=== RECORDS SHOWN ===

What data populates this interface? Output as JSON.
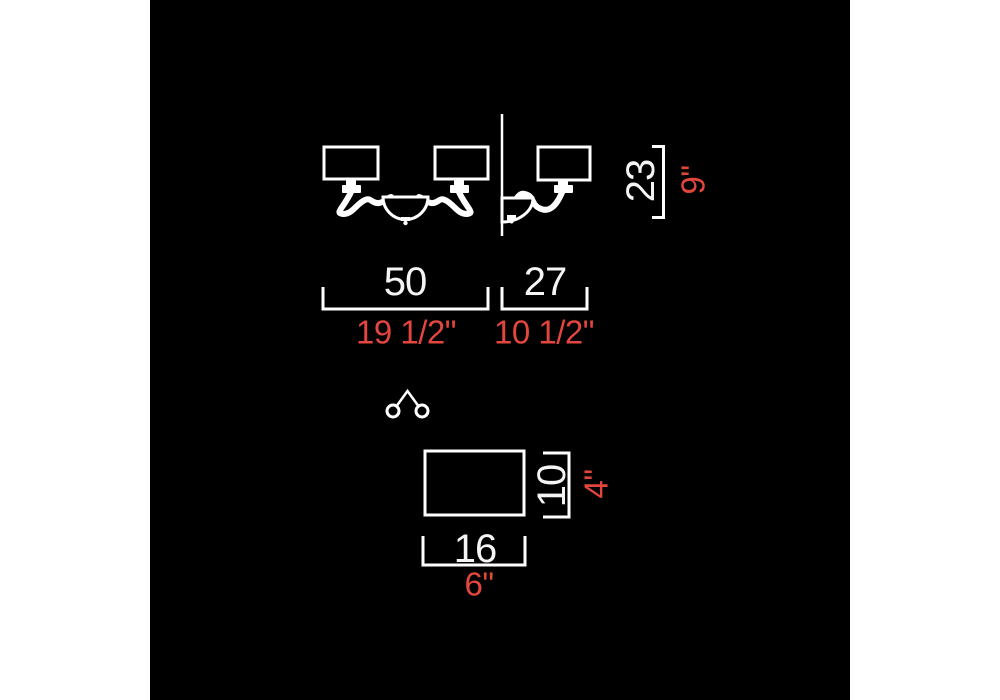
{
  "diagram": {
    "type": "lighting-fixture-dimension-drawing",
    "subject": "two-light wall sconce with rectangular shades",
    "colors": {
      "canvas_background": "#000000",
      "page_margin": "#ffffff",
      "line_color": "#ffffff",
      "metric_label_color": "#f5f5f5",
      "imperial_label_color": "#e2463c"
    },
    "views": {
      "front_view": "two shades with s-curved arms and center bowl",
      "side_view": "single shade profile against wall line",
      "top_view_icon": "two circles joined at a peak",
      "shade_detail": "single shade rectangle"
    },
    "dimensions": {
      "fixture_width": {
        "metric": "50",
        "imperial": "19 1/2\""
      },
      "fixture_depth": {
        "metric": "27",
        "imperial": "10 1/2\""
      },
      "fixture_height": {
        "metric": "23",
        "imperial": "9\""
      },
      "shade_width": {
        "metric": "16",
        "imperial": "6\""
      },
      "shade_height": {
        "metric": "10",
        "imperial": "4\""
      }
    }
  }
}
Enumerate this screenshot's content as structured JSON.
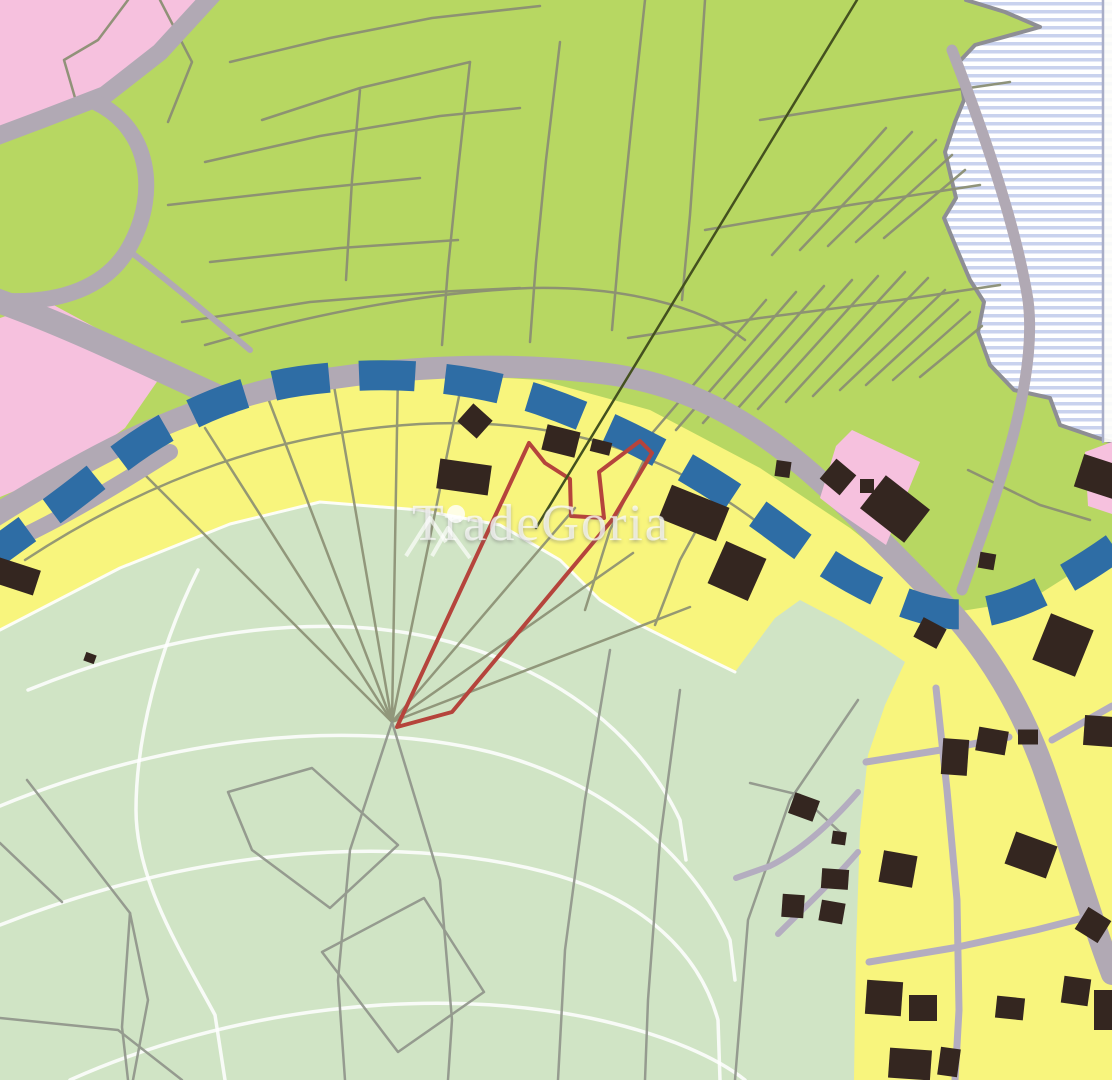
{
  "map": {
    "width": 1112,
    "height": 1080,
    "watermark": {
      "text": "TradeGoria",
      "icon": "mountain-peaks-icon"
    },
    "colors": {
      "green_zone": "#b7d762",
      "pale_green_zone": "#d0e4c5",
      "yellow_zone": "#f8f57d",
      "pink_zone": "#f6c1de",
      "water_base": "#ffffff",
      "water_stripe": "#c9d2ee",
      "coast": "#8e8e94",
      "road": "#b1a9b4",
      "street": "#b4adc0",
      "parcel_green": "#8b8f73",
      "parcel_pale": "#8f948a",
      "building": "#342620",
      "shore_dash_blue": "#2e6da5",
      "highlight_parcel_red": "#b5443c",
      "survey_line": "#44511f",
      "contour_white": "#ffffff",
      "neatline": "#a9aec8"
    },
    "layers": [
      {
        "tag": "rect",
        "x": 0,
        "y": 0,
        "w": 1112,
        "h": 1080,
        "fill": "#b7d762"
      },
      {
        "tag": "polygon",
        "fill": "pattern:wstripes",
        "points": "966,0 1112,0 1112,442 1098,438 1060,425 1050,398 1014,390 990,365 978,332 984,302 970,280 958,252 944,218 956,198 945,152 955,122 964,100 959,62 975,45 1040,27 1005,12"
      },
      {
        "tag": "path",
        "stroke": "#8e8e94",
        "w": 4,
        "d": "M966,0 L1005,12 L1040,27 L975,45 L959,62 L964,100 L955,122 L945,152 L956,198 L944,218 L958,252 L970,280 L984,302 L978,332 L990,365 L1014,390 L1050,398 L1060,425 L1098,438 L1112,442"
      },
      {
        "tag": "rect",
        "x": 1102,
        "y": 0,
        "w": 10,
        "h": 442,
        "fill": "#fdfdfa",
        "opacity": 0.9
      },
      {
        "tag": "path",
        "stroke": "#a9aec8",
        "w": 2.5,
        "d": "M1103,0 L1103,442"
      },
      {
        "tag": "polygon",
        "fill": "#f6c1de",
        "points": "0,0 207,0 160,58 120,88 62,112 30,122 0,133"
      },
      {
        "tag": "polygon",
        "fill": "#f6c1de",
        "points": "0,318 48,302 100,330 163,373 125,428 70,468 0,497"
      },
      {
        "tag": "polygon",
        "fill": "#f8f57d",
        "points": "0,505 90,452 180,412 280,387 400,372 540,380 650,410 760,468 850,528 905,572 955,612 1030,600 1112,548 1112,1080 0,1080"
      },
      {
        "tag": "polygon",
        "fill": "#d0e4c5",
        "points": "0,630 120,568 230,524 320,502 420,510 500,525 560,560 600,600 640,625 700,655 735,672 775,618 800,600 842,622 880,645 905,662 885,705 868,755 860,830 856,950 854,1080 0,1080"
      },
      {
        "tag": "path",
        "stroke": "#ffffff",
        "w": 3,
        "opacity": 0.9,
        "d": "M0,630 L120,568 L230,524 L320,502 L420,510 L500,525 L560,560 L600,600 L640,625 L700,655 L735,672"
      },
      {
        "tag": "path",
        "stroke": "#ffffff",
        "w": 3.5,
        "opacity": 0.85,
        "d": "M28,690 C180,628 330,610 450,642 C560,672 640,735 680,820 L686,860"
      },
      {
        "tag": "path",
        "stroke": "#ffffff",
        "w": 3.5,
        "opacity": 0.85,
        "d": "M0,806 C170,736 350,718 490,752 C600,780 690,850 730,940 L735,980"
      },
      {
        "tag": "path",
        "stroke": "#ffffff",
        "w": 3.5,
        "opacity": 0.85,
        "d": "M0,925 C190,850 390,832 545,872 C645,898 700,955 718,1020 L720,1080"
      },
      {
        "tag": "path",
        "stroke": "#ffffff",
        "w": 3.5,
        "opacity": 0.85,
        "d": "M70,1080 C230,1008 430,985 590,1018 C670,1035 720,1060 745,1080"
      },
      {
        "tag": "path",
        "stroke": "#ffffff",
        "w": 3.5,
        "opacity": 0.85,
        "d": "M198,570 C158,650 136,740 136,810 C136,880 180,950 215,1015 L225,1080"
      },
      {
        "tag": "group",
        "stroke": "#8b8f73",
        "w": 2.5,
        "opacity": 0.95,
        "paths": [
          "M160,0 L192,62 L168,122",
          "M128,0 L98,40 L64,60 L78,108",
          "M230,62 L330,38 L432,18 L540,6",
          "M205,162 L320,136 L440,116 L520,108",
          "M168,205 L300,190 L420,178",
          "M210,262 L340,248 L458,240",
          "M182,322 L310,302 L435,292 L520,288",
          "M470,62 L458,170 L448,268 L442,345",
          "M560,42 L546,160 L536,262 L530,342",
          "M645,0 L632,120 L620,238 L612,330",
          "M705,0 L698,105 L690,215 L682,300",
          "M360,90 L352,180 L346,280",
          "M262,120 L360,88 L470,62",
          "M205,345 C320,312 430,292 530,288 C620,286 700,305 745,340",
          "M628,338 L760,318 L900,300 L1000,285",
          "M705,230 L850,205 L980,185",
          "M760,120 L900,98 L1010,82",
          "M648,438 L766,300",
          "M676,430 L796,292",
          "M703,423 L824,286",
          "M731,416 L852,280",
          "M758,409 L878,276",
          "M786,402 L905,272",
          "M813,396 L928,278",
          "M840,390 L945,290",
          "M866,385 L958,300",
          "M893,380 L970,312",
          "M920,377 L982,326",
          "M772,255 L886,128",
          "M800,250 L912,132",
          "M828,246 L936,140",
          "M856,242 L952,155",
          "M884,238 L965,170",
          "M968,470 L1040,505 L1090,520"
        ]
      },
      {
        "tag": "group",
        "stroke": "#8b8f73",
        "w": 2.5,
        "opacity": 0.9,
        "paths": [
          "M392,722 L140,470",
          "M392,722 L205,428",
          "M392,722 L268,398",
          "M392,722 L333,380",
          "M392,722 L398,371",
          "M392,722 L463,377",
          "M392,722 L575,508",
          "M392,722 L633,553",
          "M392,722 L690,607",
          "M648,452 L610,530 L585,610",
          "M720,487 L680,560 L655,625",
          "M25,560 C150,478 280,432 420,424 C560,417 670,452 770,532"
        ]
      },
      {
        "tag": "group",
        "stroke": "#8f948a",
        "w": 2.5,
        "opacity": 0.9,
        "paths": [
          "M27,780 L130,913 L122,1027 L128,1080",
          "M0,843 L62,902",
          "M133,1080 L148,1000 L130,913",
          "M228,792 L312,768 L398,845 L330,908 L252,850 Z",
          "M322,952 L424,898 L484,992 L398,1052 Z",
          "M392,722 L350,850 L338,980 L345,1080",
          "M392,722 L440,880 L452,1020 L448,1080",
          "M610,650 L585,800 L565,950 L558,1080",
          "M680,690 L660,840 L648,1000 L645,1080",
          "M858,700 L790,800 L748,920 L735,1080",
          "M0,1018 L118,1030 L182,1080",
          "M750,783 L800,795 L840,832"
        ]
      },
      {
        "tag": "group",
        "stroke": "#b1a9b4",
        "w": 18,
        "paths": [
          "M215,-8 L160,52 L105,95 L40,120 L-8,138"
        ]
      },
      {
        "tag": "group",
        "stroke": "#b1a9b4",
        "w": 16,
        "paths": [
          "M95,102 C150,128 158,192 132,242 C110,287 60,306 -8,300"
        ]
      },
      {
        "tag": "group",
        "stroke": "#b1a9b4",
        "w": 24,
        "paths": [
          "M-10,298 C70,326 150,366 230,402"
        ]
      },
      {
        "tag": "group",
        "stroke": "#b1a9b4",
        "w": 6,
        "paths": [
          "M128,250 C170,282 210,316 250,350"
        ]
      },
      {
        "tag": "group",
        "stroke": "#b1a9b4",
        "w": 22,
        "paths": [
          "M-12,520 C80,462 170,412 280,387 C390,366 500,361 600,373 C690,383 762,426 832,492 C882,541 916,576 952,613 C986,651 1022,706 1046,776 C1069,843 1092,922 1112,974"
        ]
      },
      {
        "tag": "group",
        "stroke": "#b1a9b4",
        "w": 16,
        "paths": [
          "M-12,552 C50,526 110,490 170,452"
        ]
      },
      {
        "tag": "group",
        "stroke": "#b1a9b4",
        "w": 11,
        "paths": [
          "M952,50 C985,135 1016,226 1028,300 C1038,378 1002,480 962,590"
        ]
      },
      {
        "tag": "group",
        "stroke": "#b4adc0",
        "w": 6,
        "paths": [
          "M858,792 C832,822 802,850 770,866 L736,878",
          "M858,852 C832,882 806,906 778,934"
        ]
      },
      {
        "tag": "group",
        "stroke": "#b4adc0",
        "w": 7,
        "paths": [
          "M936,688 L947,790 L957,900 L959,1010 L955,1080",
          "M866,762 L941,750 L1009,737",
          "M869,962 L953,948 L1036,930 L1091,916",
          "M1052,740 L1112,706"
        ]
      },
      {
        "tag": "path",
        "stroke": "#2e6da5",
        "w": 30,
        "dash": "56 30",
        "cap": "butt",
        "d": "M-18,562 C40,520 75,495 105,470 C160,425 225,392 300,381 C380,370 462,374 540,400 C618,427 700,470 780,530 C840,576 900,608 950,614 C1000,618 1062,586 1125,540"
      },
      {
        "tag": "path",
        "stroke": "#b5443c",
        "w": 4,
        "d": "M397,727 L529,443 L545,463 L570,479 L571,516 L604,518 L599,472 L640,441 L652,453 L612,520 L452,712 Z"
      },
      {
        "tag": "path",
        "stroke": "#b5443c",
        "w": 3,
        "d": "M397,727 L438,716"
      },
      {
        "tag": "path",
        "stroke": "#44511f",
        "w": 2.5,
        "d": "M857,0 L536,528"
      },
      {
        "tag": "polygon",
        "fill": "#f6c1de",
        "points": "852,430 920,462 886,545 838,512 820,498 836,446"
      },
      {
        "tag": "polygon",
        "fill": "#f6c1de",
        "points": "1085,452 1112,442 1112,514 1088,506"
      },
      {
        "tag": "buildings",
        "fill": "#342620",
        "items": [
          [
            15,
            576,
            46,
            26,
            18
          ],
          [
            90,
            658,
            11,
            9,
            20
          ],
          [
            475,
            421,
            26,
            24,
            42
          ],
          [
            464,
            477,
            52,
            30,
            8
          ],
          [
            561,
            441,
            34,
            26,
            14
          ],
          [
            601,
            447,
            20,
            13,
            14
          ],
          [
            694,
            513,
            62,
            36,
            22
          ],
          [
            737,
            571,
            44,
            46,
            24
          ],
          [
            783,
            469,
            15,
            16,
            8
          ],
          [
            838,
            477,
            26,
            26,
            40
          ],
          [
            867,
            486,
            14,
            14,
            0
          ],
          [
            895,
            509,
            56,
            42,
            38
          ],
          [
            1100,
            477,
            44,
            34,
            18
          ],
          [
            987,
            561,
            16,
            16,
            10
          ],
          [
            930,
            633,
            26,
            22,
            28
          ],
          [
            1063,
            645,
            46,
            50,
            22
          ],
          [
            1099,
            731,
            30,
            30,
            4
          ],
          [
            992,
            741,
            30,
            24,
            10
          ],
          [
            1028,
            737,
            20,
            15,
            0
          ],
          [
            955,
            757,
            26,
            36,
            4
          ],
          [
            1031,
            855,
            44,
            34,
            20
          ],
          [
            898,
            869,
            34,
            32,
            10
          ],
          [
            1093,
            925,
            27,
            26,
            32
          ],
          [
            1076,
            991,
            27,
            27,
            8
          ],
          [
            1106,
            1010,
            24,
            40,
            0
          ],
          [
            884,
            998,
            36,
            34,
            4
          ],
          [
            923,
            1008,
            28,
            26,
            0
          ],
          [
            1010,
            1008,
            28,
            22,
            6
          ],
          [
            910,
            1064,
            42,
            30,
            4
          ],
          [
            949,
            1062,
            20,
            28,
            8
          ],
          [
            804,
            807,
            26,
            22,
            20
          ],
          [
            839,
            838,
            14,
            13,
            8
          ],
          [
            835,
            879,
            27,
            20,
            4
          ],
          [
            793,
            906,
            22,
            23,
            4
          ],
          [
            832,
            912,
            24,
            21,
            10
          ]
        ]
      }
    ]
  }
}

=== GOAL OF THE EXERCISE ===
Count all lines of the data that include "shades". The answer is the number alone.

=== RESPONSE TO THE EXERCISE ===
2